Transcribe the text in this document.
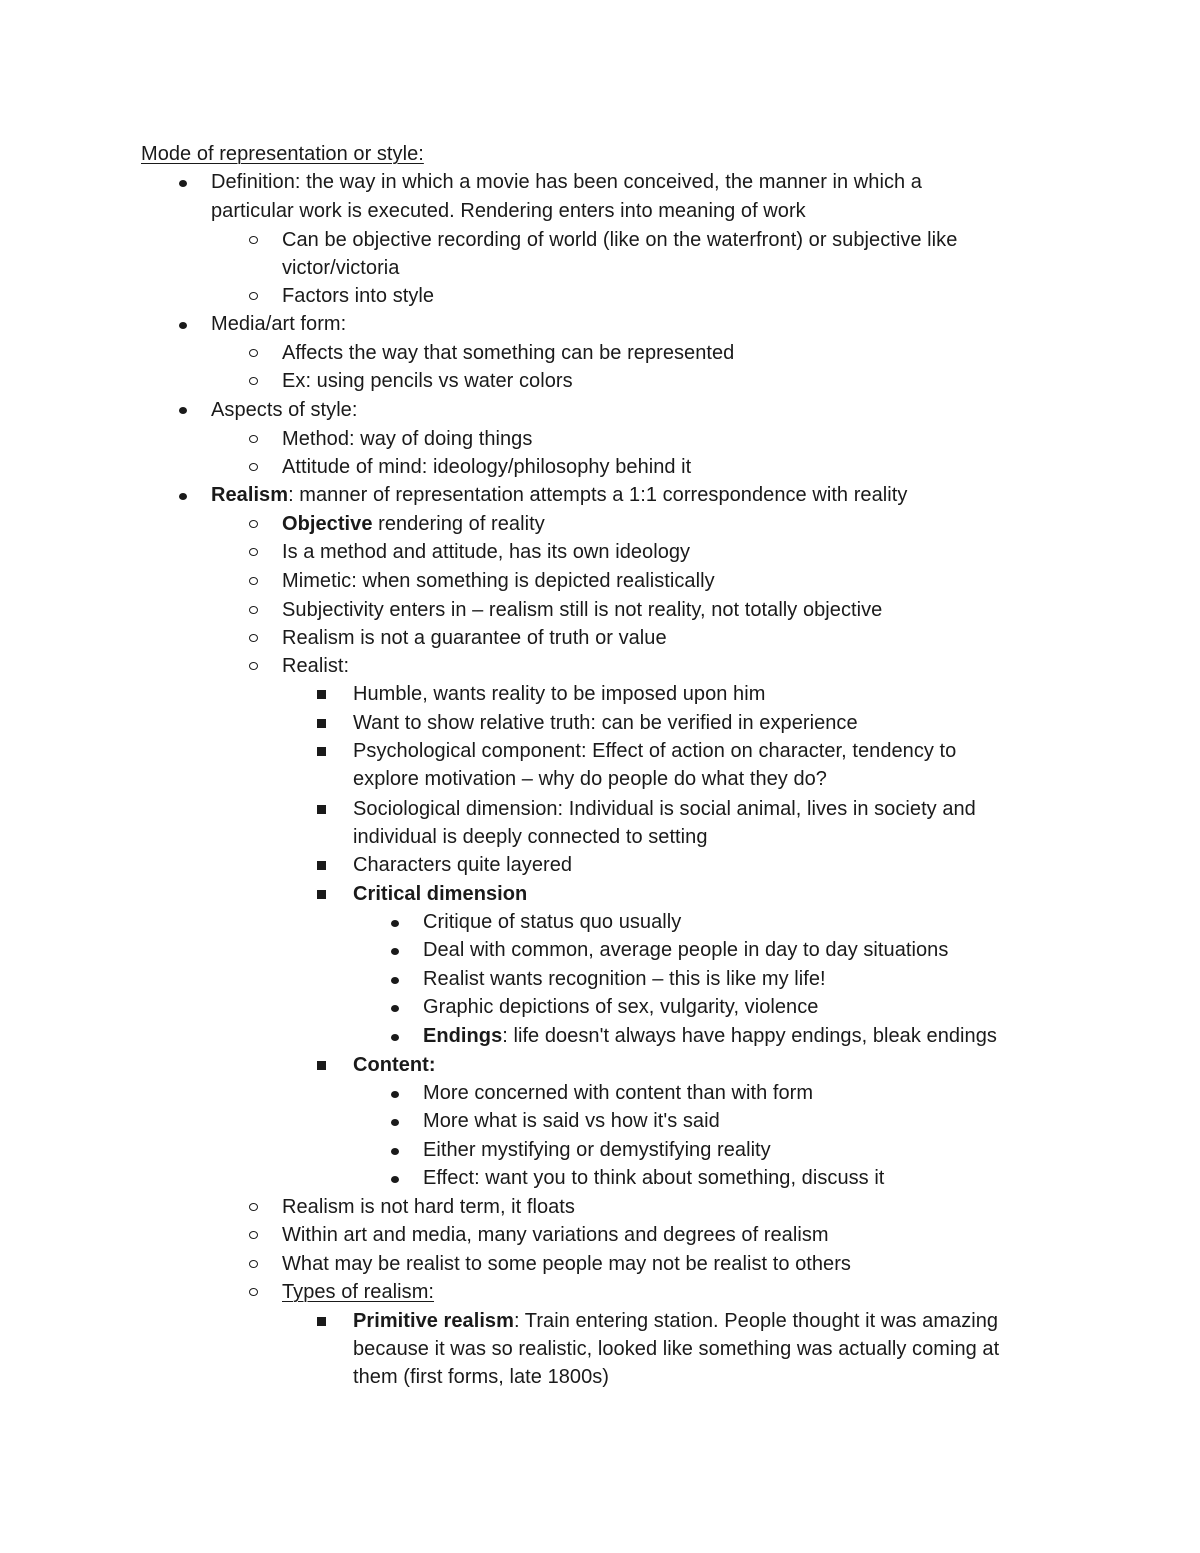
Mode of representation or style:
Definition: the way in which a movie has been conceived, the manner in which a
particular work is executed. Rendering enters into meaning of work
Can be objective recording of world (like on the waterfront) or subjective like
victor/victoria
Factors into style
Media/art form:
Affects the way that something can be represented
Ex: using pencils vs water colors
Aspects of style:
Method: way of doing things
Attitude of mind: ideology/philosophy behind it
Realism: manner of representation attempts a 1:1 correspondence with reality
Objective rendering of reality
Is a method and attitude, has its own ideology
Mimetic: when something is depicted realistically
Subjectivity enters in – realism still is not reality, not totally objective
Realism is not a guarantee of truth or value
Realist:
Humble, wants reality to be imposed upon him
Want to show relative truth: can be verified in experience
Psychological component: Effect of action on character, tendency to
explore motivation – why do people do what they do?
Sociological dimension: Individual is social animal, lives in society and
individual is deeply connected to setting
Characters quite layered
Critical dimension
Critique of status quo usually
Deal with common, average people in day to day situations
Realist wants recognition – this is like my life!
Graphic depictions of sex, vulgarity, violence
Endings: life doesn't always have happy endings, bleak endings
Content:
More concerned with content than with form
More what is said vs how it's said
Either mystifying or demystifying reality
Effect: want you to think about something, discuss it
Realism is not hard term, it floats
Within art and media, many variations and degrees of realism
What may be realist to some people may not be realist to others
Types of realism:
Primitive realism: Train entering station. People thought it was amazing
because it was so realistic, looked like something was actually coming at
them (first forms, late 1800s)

◇ ◇ ◇

» **Goal of the exercise**
For the material, find the number of lines holding the word "reality" and give that figure and nothing more.

» **Task answer**
5